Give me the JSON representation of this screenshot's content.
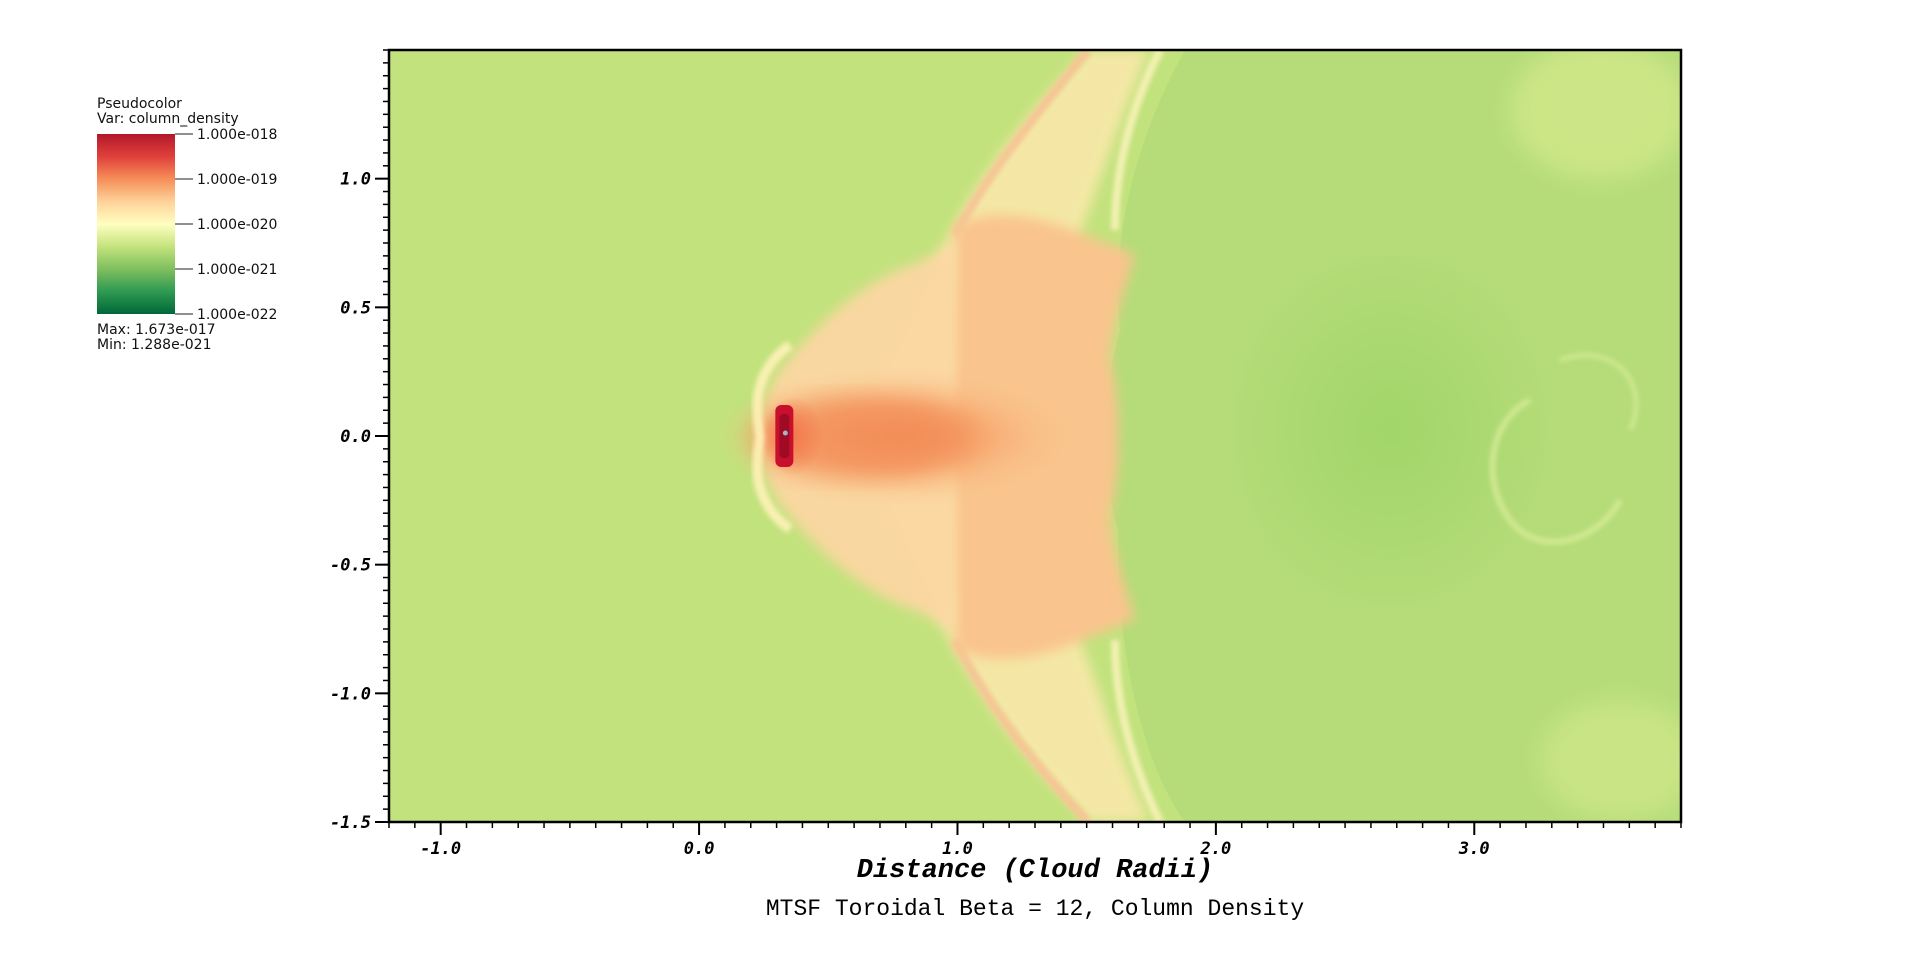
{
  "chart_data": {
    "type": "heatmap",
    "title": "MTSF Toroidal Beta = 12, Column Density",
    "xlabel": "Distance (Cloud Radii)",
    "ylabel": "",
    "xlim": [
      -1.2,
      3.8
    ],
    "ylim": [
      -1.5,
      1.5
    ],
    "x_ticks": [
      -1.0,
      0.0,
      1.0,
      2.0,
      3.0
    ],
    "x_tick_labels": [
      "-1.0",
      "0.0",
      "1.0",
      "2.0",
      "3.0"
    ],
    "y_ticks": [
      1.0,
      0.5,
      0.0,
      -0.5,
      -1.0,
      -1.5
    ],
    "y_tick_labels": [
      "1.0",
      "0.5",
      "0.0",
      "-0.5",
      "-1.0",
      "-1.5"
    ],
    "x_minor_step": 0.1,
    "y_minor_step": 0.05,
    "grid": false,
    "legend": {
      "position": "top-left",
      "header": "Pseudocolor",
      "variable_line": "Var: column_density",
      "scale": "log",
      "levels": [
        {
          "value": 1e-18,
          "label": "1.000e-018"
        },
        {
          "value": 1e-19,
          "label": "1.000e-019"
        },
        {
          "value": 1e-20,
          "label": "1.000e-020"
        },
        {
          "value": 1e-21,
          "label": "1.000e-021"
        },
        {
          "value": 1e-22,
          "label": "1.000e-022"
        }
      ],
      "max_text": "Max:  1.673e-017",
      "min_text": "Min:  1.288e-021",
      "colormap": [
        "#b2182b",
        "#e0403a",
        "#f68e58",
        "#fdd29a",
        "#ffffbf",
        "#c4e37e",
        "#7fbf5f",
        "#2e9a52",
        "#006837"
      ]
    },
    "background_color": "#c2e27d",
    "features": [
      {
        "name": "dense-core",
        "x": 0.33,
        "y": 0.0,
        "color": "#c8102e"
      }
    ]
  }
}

- The task -
Return the full material word for word. Do not include the pictures.

- Finished task -
Give me the JSON representation of this screenshot's content.
{
  "chart_data": {
    "type": "heatmap",
    "title": "MTSF Toroidal Beta = 12, Column Density",
    "xlabel": "Distance (Cloud Radii)",
    "ylabel": "",
    "xlim": [
      -1.2,
      3.8
    ],
    "ylim": [
      -1.5,
      1.5
    ],
    "x_ticks": [
      -1.0,
      0.0,
      1.0,
      2.0,
      3.0
    ],
    "x_tick_labels": [
      "-1.0",
      "0.0",
      "1.0",
      "2.0",
      "3.0"
    ],
    "y_ticks": [
      1.0,
      0.5,
      0.0,
      -0.5,
      -1.0,
      -1.5
    ],
    "y_tick_labels": [
      "1.0",
      "0.5",
      "0.0",
      "-0.5",
      "-1.0",
      "-1.5"
    ],
    "x_minor_step": 0.1,
    "y_minor_step": 0.05,
    "grid": false,
    "legend": {
      "position": "top-left",
      "header": "Pseudocolor",
      "variable_line": "Var: column_density",
      "scale": "log",
      "levels": [
        {
          "value": 1e-18,
          "label": "1.000e-018"
        },
        {
          "value": 1e-19,
          "label": "1.000e-019"
        },
        {
          "value": 1e-20,
          "label": "1.000e-020"
        },
        {
          "value": 1e-21,
          "label": "1.000e-021"
        },
        {
          "value": 1e-22,
          "label": "1.000e-022"
        }
      ],
      "max_text": "Max:  1.673e-017",
      "min_text": "Min:  1.288e-021",
      "colormap": [
        "#b2182b",
        "#e0403a",
        "#f68e58",
        "#fdd29a",
        "#ffffbf",
        "#c4e37e",
        "#7fbf5f",
        "#2e9a52",
        "#006837"
      ]
    },
    "background_color": "#c2e27d",
    "features": [
      {
        "name": "dense-core",
        "x": 0.33,
        "y": 0.0,
        "color": "#c8102e"
      }
    ]
  }
}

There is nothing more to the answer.